Your task:
Every line that includes the word "shows" is to be listed.

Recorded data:

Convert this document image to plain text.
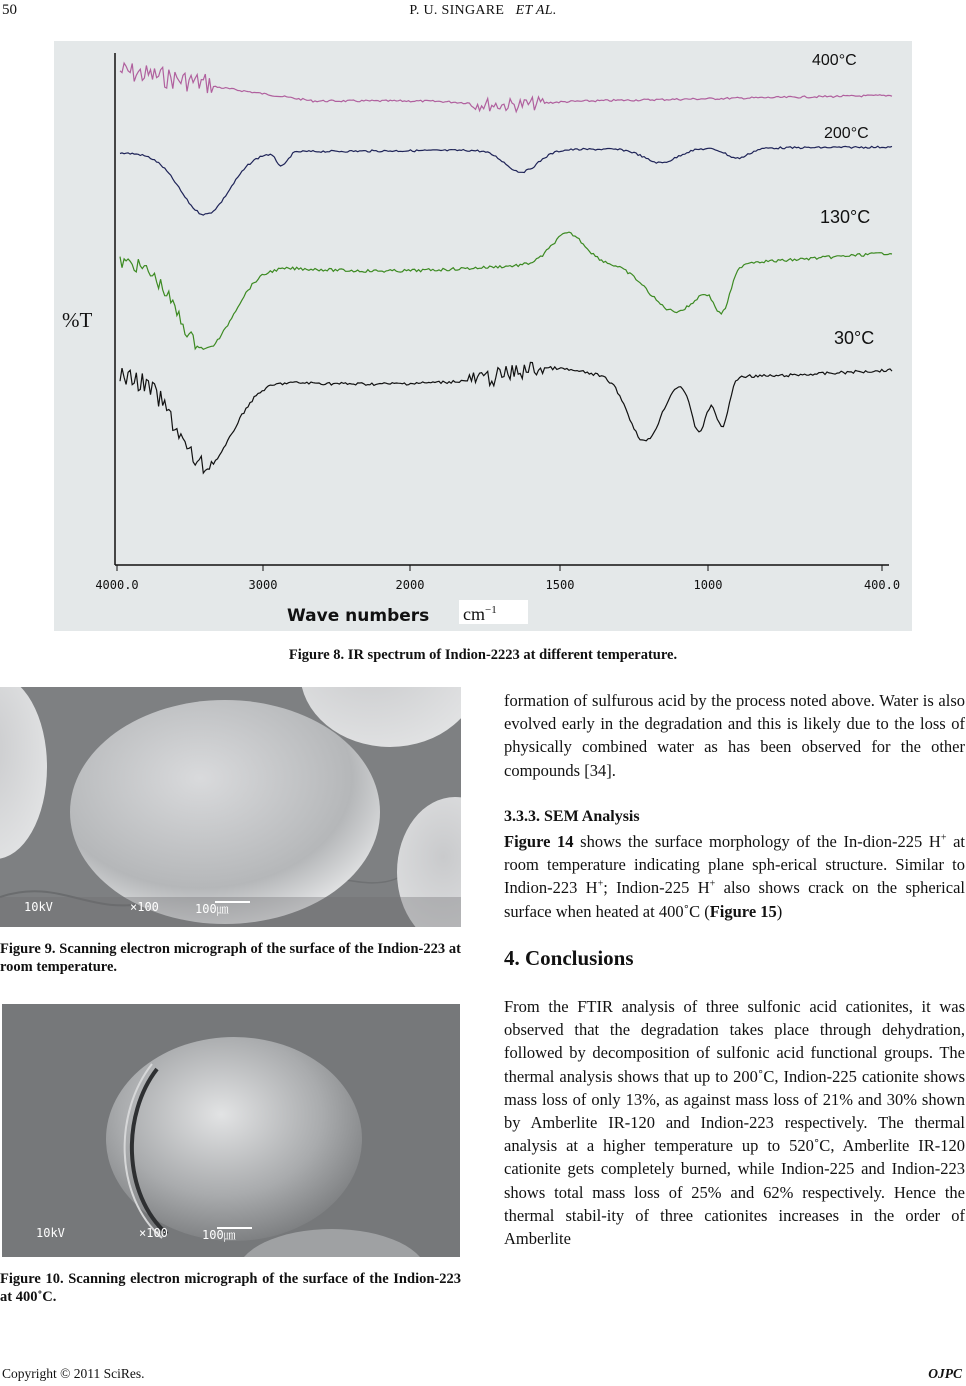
50	P. U. SINGARE ET AL.
4000.0	3000	2000	1500	1000	400.0
400°C
200°C
130°C
30°C
%T
Wave numbers $cm^{-1}$
Figure 8. IR spectrum of Indion-2223 at different temperature.
10kV	×100	100㎛
Figure 9. Scanning electron micrograph of the surface of the Indion-223 at room temperature.
10kV	×100	100㎛
Figure 10. Scanning electron micrograph of the surface of the Indion-223 at 400˚C.

formation of sulfurous acid by the process noted above. Water is also evolved early in the degradation and this is likely due to the loss of physically combined water as has been observed for the other compounds [34].

3.3.3. SEM Analysis

Figure 14 shows the surface morphology of the In-dion-225 H+ at room temperature indicating plane sph-erical structure. Similar to Indion-223 H+; Indion-225 H+ also shows crack on the spherical surface when heated at 400˚C (Figure 15)

4. Conclusions

From the FTIR analysis of three sulfonic acid cationites, it was observed that the degradation takes place through dehydration, followed by decomposition of sulfonic acid functional groups. The thermal analysis shows that up to 200˚C, Indion-225 cationite shows mass loss of only 13%, as against mass loss of 21% and 30% shown by Amberlite IR-120 and Indion-223 respectively. The thermal analysis at a higher temperature up to 520˚C, Amberlite IR-120 cationite gets completely burned, while Indion-225 and Indion-223 shows total mass loss of 25% and 62% respectively. Hence the thermal stabil-ity of three cationites increases in the order of Amberlite

Copyright © 2011 SciRes.	OJPC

Completed exercise:
Figure 14 shows the surface morphology of the In-dion-225 H+ at room temperature indicating plane sph-erical structure. Similar to Indion-223 H+; Indion-225 H+ also shows crack on the spherical surface when heated at 400˚C (Figure 15)
From the FTIR analysis of three sulfonic acid cationites, it was observed that the degradation takes place through dehydration, followed by decomposition of sulfonic acid functional groups. The thermal analysis shows that up to 200˚C, Indion-225 cationite shows mass loss of only 13%, as against mass loss of 21% and 30% shown by Amberlite IR-120 and Indion-223 respectively. The thermal analysis at a higher temperature up to 520˚C, Amberlite IR-120 cationite gets completely burned, while Indion-225 and Indion-223 shows total mass loss of 25% and 62% respectively. Hence the thermal stabil-ity of three cationites increases in the order of Amberlite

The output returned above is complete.